* [Page]:
____

(Nice) Sur la Promenade des Anglais, silencieuse depuis le début du confinement, un goéland a fait son nid chez Castel Plage, à l’emplacement des matelas et des parasols : « Occupation temporaire du domaine maritime », plaisante le propriétaire, « impatient » de savoir quand il pourra rouvrir.

Ali Abdelhafidh a hâte de connaître les arbitrages du gouvernement : « Ce n’est pas pour ouvrir le plus rapidement, mais il nous faut une projection pour nous organiser [...] en espérant qu’il y ait quand même une affluence ».

Pour l’instant, il va devoir rester dans l’expectative : les plages resteront « inaccessibles au moins jusqu’au 1er juin », a annoncé mardi le premier ministre, sans présager de la suite.

____

* [Extrait des données]:

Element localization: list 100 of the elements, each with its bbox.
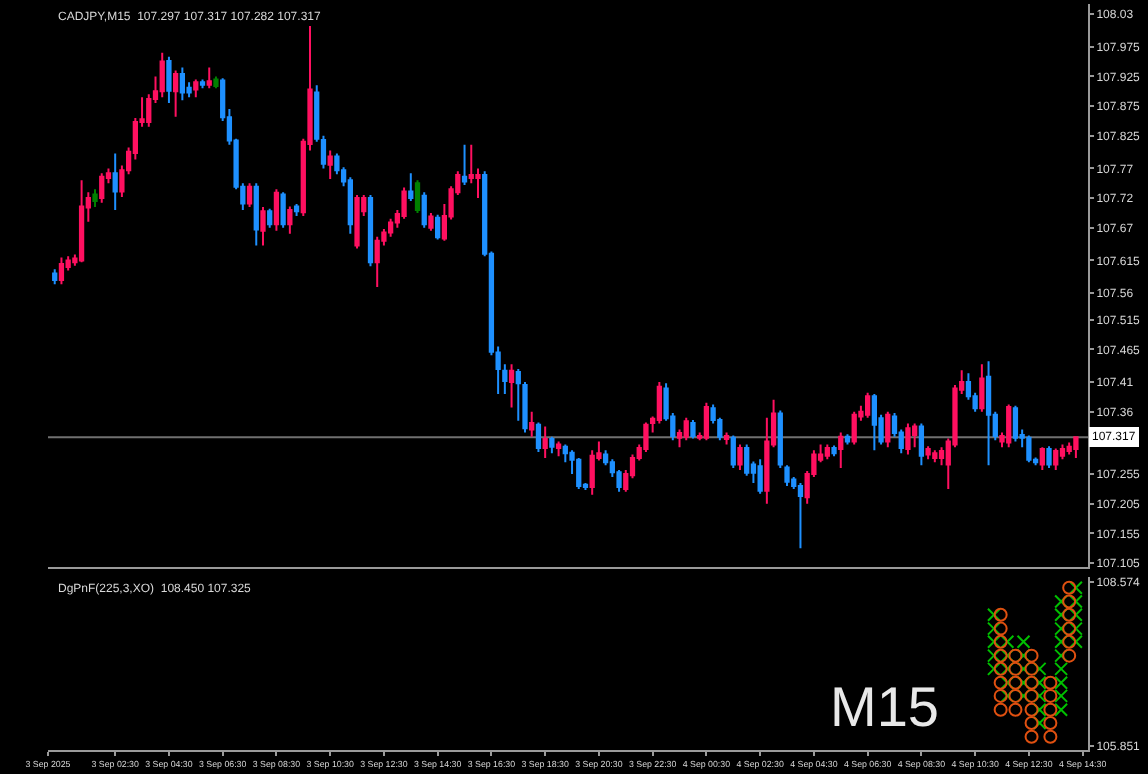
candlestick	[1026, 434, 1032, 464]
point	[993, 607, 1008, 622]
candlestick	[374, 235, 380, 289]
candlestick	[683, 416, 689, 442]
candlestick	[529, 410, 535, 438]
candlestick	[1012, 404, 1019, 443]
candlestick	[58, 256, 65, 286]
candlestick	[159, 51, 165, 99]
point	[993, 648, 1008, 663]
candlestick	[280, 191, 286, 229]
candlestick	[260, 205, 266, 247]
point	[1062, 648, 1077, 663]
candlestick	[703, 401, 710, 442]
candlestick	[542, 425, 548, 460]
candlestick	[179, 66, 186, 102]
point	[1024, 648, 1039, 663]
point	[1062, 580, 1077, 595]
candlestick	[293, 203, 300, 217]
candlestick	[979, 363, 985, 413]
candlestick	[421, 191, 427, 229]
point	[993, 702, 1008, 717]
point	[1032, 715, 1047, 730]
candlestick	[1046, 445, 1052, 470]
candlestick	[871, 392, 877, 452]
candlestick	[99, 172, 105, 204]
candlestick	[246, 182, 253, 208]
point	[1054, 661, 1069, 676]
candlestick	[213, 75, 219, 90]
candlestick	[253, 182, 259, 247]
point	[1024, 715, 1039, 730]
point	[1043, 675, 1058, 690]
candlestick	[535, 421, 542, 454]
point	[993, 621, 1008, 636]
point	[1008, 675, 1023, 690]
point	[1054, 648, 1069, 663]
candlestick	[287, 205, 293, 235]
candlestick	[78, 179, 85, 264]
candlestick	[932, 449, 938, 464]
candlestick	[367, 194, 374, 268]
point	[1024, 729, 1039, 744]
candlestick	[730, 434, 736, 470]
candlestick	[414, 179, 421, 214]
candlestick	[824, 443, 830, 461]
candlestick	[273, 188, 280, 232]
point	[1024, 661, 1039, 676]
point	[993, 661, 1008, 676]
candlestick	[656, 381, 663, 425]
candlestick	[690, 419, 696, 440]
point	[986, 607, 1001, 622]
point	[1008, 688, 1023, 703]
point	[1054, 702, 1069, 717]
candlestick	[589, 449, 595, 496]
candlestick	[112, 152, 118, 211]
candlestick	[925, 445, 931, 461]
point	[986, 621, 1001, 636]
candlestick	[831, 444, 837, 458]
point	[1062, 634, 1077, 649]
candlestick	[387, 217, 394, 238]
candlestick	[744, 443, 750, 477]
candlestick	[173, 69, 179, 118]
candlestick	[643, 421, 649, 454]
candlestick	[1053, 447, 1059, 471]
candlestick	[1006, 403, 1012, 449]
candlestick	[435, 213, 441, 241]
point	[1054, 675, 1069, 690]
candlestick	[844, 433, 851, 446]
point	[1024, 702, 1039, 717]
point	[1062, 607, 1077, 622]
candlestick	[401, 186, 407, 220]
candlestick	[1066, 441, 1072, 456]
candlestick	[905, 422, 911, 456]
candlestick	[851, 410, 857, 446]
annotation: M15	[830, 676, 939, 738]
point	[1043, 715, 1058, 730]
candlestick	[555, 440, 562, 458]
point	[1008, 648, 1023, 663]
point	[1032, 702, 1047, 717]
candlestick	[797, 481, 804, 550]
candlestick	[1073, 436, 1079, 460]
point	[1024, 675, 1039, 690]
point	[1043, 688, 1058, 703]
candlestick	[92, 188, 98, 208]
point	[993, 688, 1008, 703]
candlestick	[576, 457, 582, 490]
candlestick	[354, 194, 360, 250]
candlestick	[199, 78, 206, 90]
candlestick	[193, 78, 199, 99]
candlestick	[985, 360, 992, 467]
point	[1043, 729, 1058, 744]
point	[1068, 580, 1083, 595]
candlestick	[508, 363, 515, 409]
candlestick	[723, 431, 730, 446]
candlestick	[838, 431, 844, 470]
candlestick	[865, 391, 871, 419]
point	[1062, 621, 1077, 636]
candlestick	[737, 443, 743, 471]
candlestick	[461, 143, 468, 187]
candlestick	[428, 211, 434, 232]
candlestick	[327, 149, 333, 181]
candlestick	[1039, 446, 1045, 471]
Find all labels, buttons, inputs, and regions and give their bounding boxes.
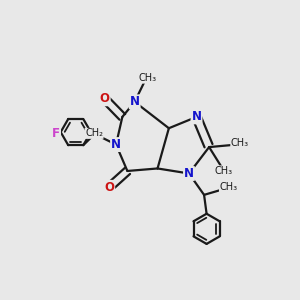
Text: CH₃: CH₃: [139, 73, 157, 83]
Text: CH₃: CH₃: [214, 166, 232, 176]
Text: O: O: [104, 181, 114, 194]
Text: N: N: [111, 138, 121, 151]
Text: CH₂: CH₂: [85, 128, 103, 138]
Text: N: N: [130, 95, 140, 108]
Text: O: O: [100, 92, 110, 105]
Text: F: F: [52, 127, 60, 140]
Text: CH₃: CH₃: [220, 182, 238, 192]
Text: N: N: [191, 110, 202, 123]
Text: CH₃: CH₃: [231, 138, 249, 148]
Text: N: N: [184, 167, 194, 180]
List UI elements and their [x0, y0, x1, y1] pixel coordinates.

____

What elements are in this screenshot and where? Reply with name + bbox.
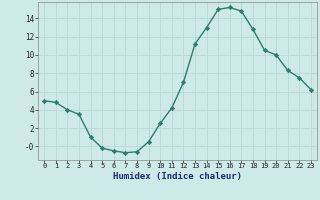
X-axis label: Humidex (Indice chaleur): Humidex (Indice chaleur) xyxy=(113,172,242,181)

____

* [Tâches à réaliser]:
#1 Répondez à ces questions d'après la page :
(a) Quel oiseau a fait son nid chez Castel Plage ?
(b) Qui a annoncé que les plages resteraient inaccessibles, et quel jour ?
(c) Jusqu'à quelle date au moins les plages resteront-elles inaccessibles ?
#2 Relevez tous les passages placés entre guillemets dans la page.
#3 Recopiez à l'identique le passage de la page qui va de « (Nice) Sur la » jusqu'à « de la suite. » inclus.
Les enregistrements n'interviennent en rien ici.

* [Résultats par tâche]:
#1
(a) Un goéland.
(b) Le premier ministre, mardi.
(c) Jusqu'au 1er juin.

#2
« Occupation temporaire du domaine maritime »
« impatient »
« Ce n'est pas pour ouvrir le plus rapidement, mais il nous faut une projection pour nous organiser [...] en espérant qu'il y ait quand même une affluence »
« inaccessibles au moins jusqu'au 1er juin »

#3
(Nice) Sur la Promenade des Anglais, silencieuse depuis le début du confinement, un goéland a fait son nid chez Castel Plage, à l’emplacement des matelas et des parasols : « Occupation temporaire du domaine maritime », plaisante le propriétaire, « impatient » de savoir quand il pourra rouvrir.

Ali Abdelhafidh a hâte de connaître les arbitrages du gouvernement : « Ce n’est pas pour ouvrir le plus rapidement, mais il nous faut une projection pour nous organiser [...] en espérant qu’il y ait quand même une affluence ».

Pour l’instant, il va devoir rester dans l’expectative : les plages resteront « inaccessibles au moins jusqu’au 1er juin », a annoncé mardi le premier ministre, sans présager de la suite.